■ **Work required**:
Check every line below for the string "this", and copy the lines that contain it.

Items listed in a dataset
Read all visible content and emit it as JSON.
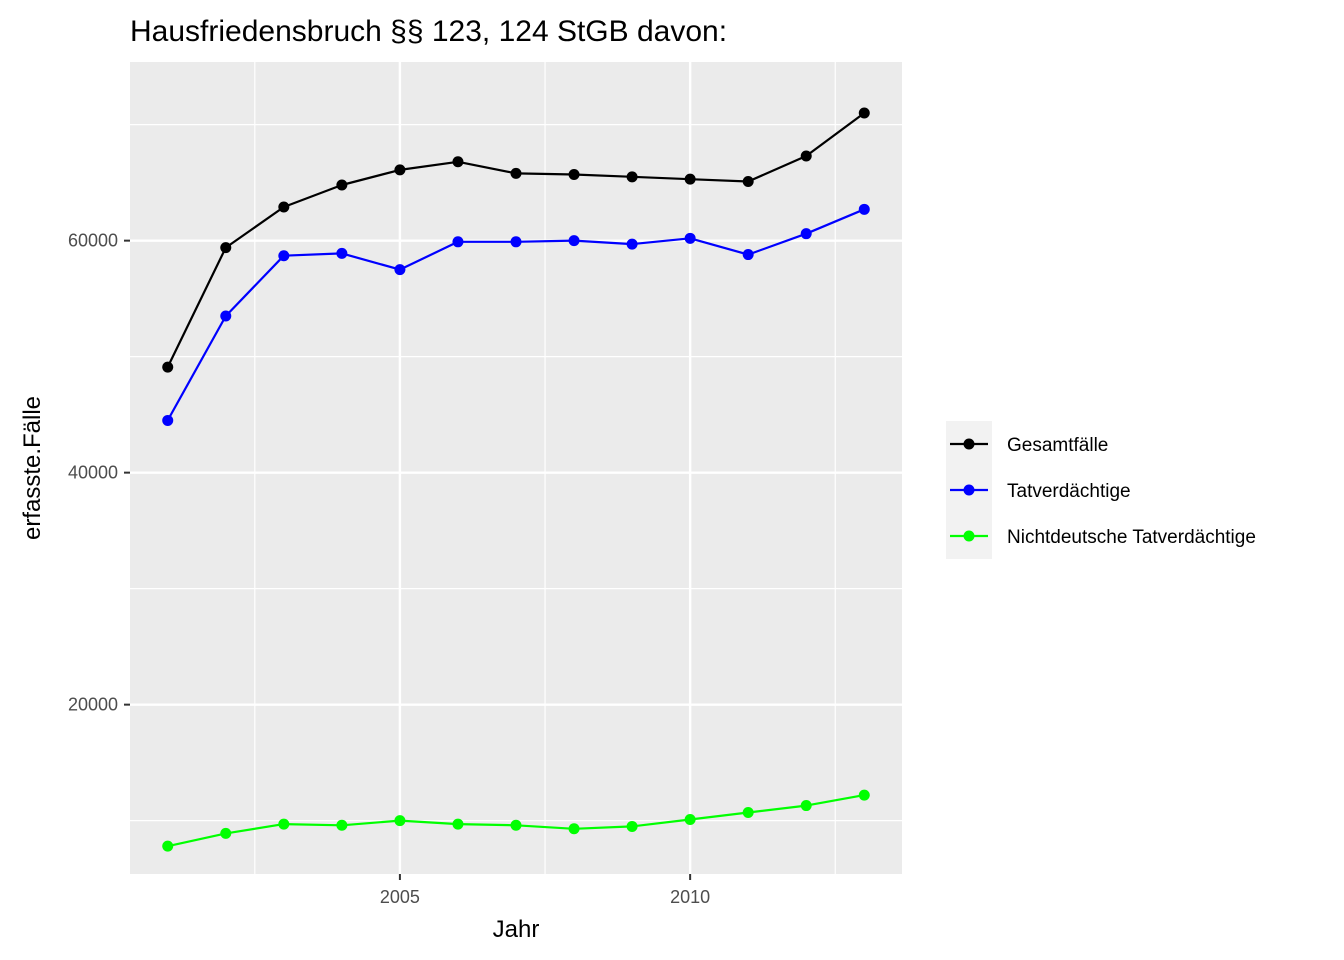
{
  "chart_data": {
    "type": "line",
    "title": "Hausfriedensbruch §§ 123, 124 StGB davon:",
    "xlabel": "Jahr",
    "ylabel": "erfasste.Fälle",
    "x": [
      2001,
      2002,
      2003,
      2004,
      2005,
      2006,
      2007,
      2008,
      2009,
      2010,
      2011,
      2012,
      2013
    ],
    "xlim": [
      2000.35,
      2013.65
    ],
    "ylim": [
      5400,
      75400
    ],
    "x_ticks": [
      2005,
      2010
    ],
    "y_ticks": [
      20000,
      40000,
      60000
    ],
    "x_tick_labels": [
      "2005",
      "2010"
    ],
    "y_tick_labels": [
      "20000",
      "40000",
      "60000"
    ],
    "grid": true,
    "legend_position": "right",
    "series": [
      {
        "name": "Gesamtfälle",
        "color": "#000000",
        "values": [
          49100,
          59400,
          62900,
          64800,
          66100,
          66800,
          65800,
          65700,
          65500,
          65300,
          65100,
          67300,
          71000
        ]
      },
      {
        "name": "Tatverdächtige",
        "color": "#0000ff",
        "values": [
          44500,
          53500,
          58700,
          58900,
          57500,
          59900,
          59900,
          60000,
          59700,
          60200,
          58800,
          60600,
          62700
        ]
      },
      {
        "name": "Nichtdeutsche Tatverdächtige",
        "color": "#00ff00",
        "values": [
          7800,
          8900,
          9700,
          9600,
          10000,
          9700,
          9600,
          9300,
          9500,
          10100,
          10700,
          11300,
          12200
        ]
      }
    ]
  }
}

==

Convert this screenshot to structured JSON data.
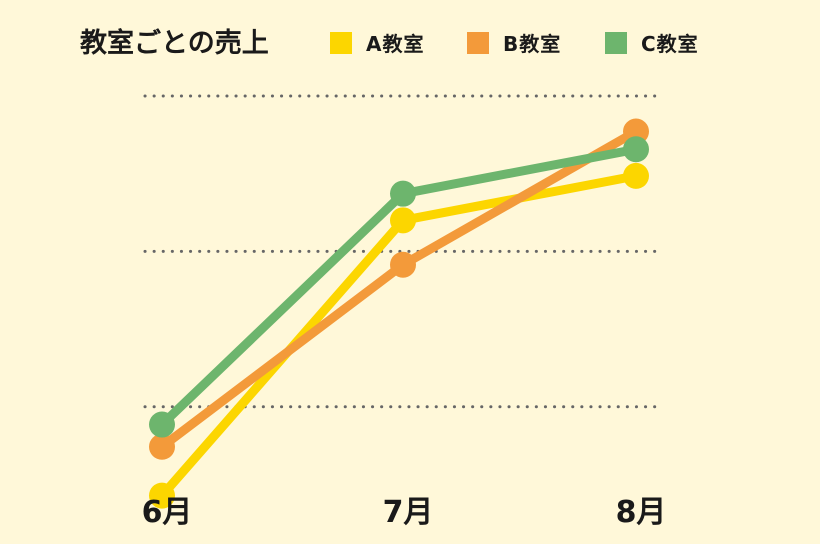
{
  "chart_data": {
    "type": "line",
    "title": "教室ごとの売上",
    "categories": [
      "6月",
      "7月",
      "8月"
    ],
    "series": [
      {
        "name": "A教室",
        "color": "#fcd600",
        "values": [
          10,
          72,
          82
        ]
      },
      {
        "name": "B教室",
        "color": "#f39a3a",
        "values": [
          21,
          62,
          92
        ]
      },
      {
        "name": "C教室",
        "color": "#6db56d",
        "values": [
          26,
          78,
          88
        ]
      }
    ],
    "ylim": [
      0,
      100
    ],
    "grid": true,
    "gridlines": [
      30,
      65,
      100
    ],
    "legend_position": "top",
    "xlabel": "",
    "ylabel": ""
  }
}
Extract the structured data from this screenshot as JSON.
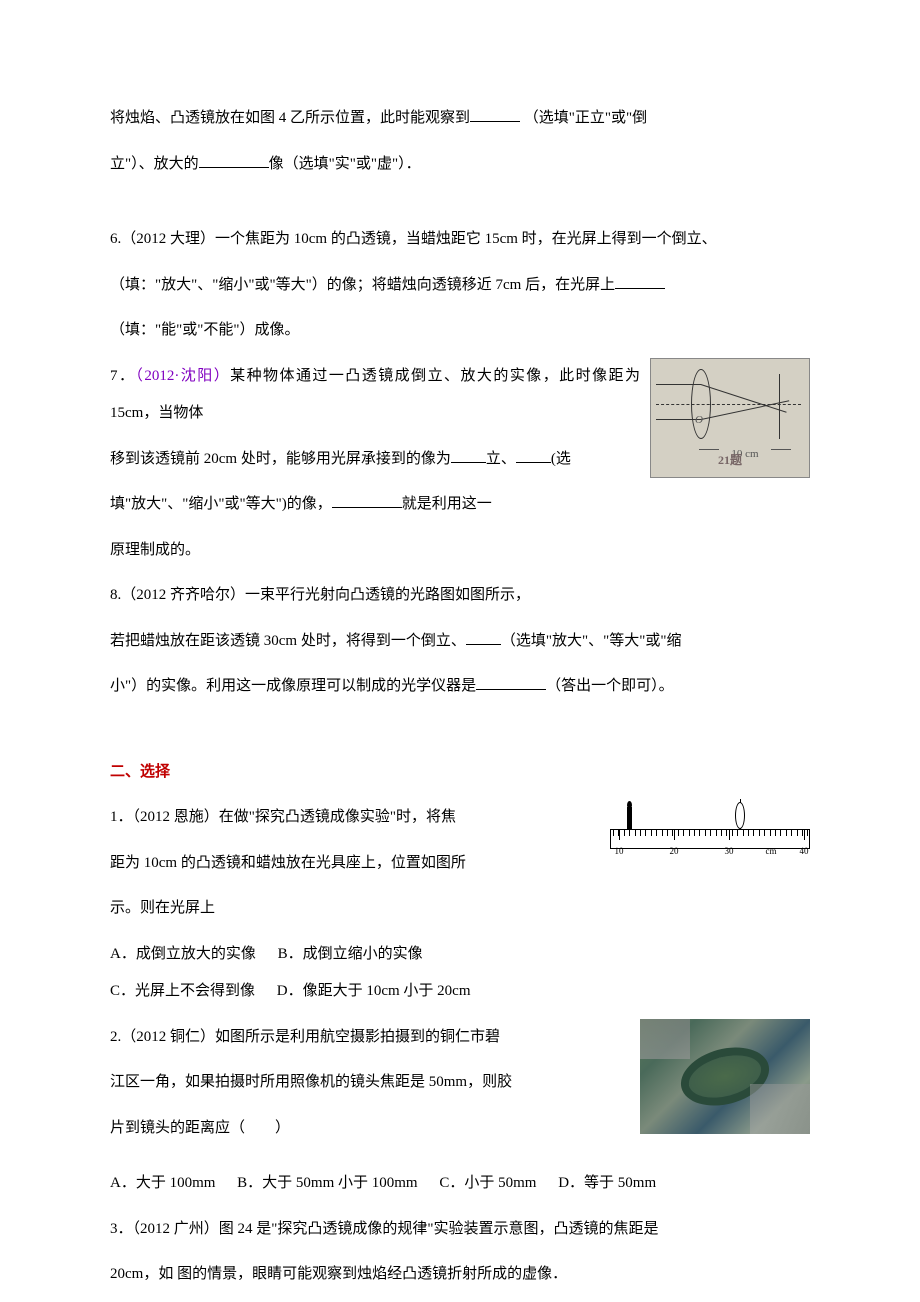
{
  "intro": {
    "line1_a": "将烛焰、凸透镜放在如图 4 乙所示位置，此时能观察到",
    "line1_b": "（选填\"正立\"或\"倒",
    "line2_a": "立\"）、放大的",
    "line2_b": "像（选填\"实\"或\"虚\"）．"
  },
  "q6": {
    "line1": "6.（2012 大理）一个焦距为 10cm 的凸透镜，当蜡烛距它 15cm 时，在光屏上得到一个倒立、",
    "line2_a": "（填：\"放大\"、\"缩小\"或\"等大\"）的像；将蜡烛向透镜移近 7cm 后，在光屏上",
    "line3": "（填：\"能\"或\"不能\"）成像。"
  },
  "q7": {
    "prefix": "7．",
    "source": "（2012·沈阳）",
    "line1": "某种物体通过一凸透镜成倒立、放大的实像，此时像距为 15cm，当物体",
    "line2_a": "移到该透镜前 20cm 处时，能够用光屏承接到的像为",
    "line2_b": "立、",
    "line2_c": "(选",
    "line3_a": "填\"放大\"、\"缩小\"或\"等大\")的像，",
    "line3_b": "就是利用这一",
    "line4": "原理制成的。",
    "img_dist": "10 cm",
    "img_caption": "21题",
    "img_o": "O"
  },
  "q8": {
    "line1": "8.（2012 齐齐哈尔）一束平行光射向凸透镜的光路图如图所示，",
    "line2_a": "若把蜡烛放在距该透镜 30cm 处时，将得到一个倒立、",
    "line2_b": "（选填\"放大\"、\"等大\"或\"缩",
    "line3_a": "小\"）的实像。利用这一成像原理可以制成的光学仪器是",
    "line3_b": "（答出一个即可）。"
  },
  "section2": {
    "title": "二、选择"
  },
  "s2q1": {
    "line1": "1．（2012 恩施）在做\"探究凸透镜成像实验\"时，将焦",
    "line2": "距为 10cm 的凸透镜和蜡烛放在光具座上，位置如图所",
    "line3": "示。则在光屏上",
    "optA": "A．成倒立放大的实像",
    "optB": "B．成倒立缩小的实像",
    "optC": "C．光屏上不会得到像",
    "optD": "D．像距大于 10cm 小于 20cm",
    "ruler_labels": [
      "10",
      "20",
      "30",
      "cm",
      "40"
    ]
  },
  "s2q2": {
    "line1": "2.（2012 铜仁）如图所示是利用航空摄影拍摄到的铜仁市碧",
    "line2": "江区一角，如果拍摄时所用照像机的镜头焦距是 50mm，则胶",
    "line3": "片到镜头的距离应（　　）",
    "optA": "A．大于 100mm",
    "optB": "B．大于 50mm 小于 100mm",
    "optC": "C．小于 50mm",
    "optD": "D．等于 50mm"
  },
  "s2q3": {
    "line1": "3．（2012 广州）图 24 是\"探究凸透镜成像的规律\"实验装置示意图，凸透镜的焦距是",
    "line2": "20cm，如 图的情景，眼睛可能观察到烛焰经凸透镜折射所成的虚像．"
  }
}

...

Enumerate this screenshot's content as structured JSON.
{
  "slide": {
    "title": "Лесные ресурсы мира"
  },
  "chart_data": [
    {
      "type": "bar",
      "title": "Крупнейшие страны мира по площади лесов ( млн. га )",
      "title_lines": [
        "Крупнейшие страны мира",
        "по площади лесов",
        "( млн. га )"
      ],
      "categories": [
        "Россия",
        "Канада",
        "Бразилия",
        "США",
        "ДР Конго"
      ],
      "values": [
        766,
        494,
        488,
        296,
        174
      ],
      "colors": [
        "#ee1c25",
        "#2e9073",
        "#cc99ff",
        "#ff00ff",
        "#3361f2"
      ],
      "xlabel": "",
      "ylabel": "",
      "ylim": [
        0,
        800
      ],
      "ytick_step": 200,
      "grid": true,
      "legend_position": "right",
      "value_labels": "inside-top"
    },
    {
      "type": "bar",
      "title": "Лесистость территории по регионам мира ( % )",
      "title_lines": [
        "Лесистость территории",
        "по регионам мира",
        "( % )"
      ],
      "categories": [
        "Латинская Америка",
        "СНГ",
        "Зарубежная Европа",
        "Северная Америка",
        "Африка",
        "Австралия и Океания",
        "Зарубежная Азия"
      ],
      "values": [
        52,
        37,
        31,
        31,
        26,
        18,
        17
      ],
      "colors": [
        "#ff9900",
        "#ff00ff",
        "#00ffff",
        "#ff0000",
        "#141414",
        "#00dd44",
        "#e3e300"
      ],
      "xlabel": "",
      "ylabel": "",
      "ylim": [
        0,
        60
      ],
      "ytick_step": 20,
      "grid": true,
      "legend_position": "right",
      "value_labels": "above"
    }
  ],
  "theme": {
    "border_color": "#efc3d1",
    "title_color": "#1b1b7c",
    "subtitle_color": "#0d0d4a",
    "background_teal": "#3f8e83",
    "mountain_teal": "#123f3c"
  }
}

■ **Solution to the exercise**:
Convert this screenshot to structured JSON data.
Extract the structured data from this screenshot as JSON.
Enumerate this screenshot's content as structured JSON.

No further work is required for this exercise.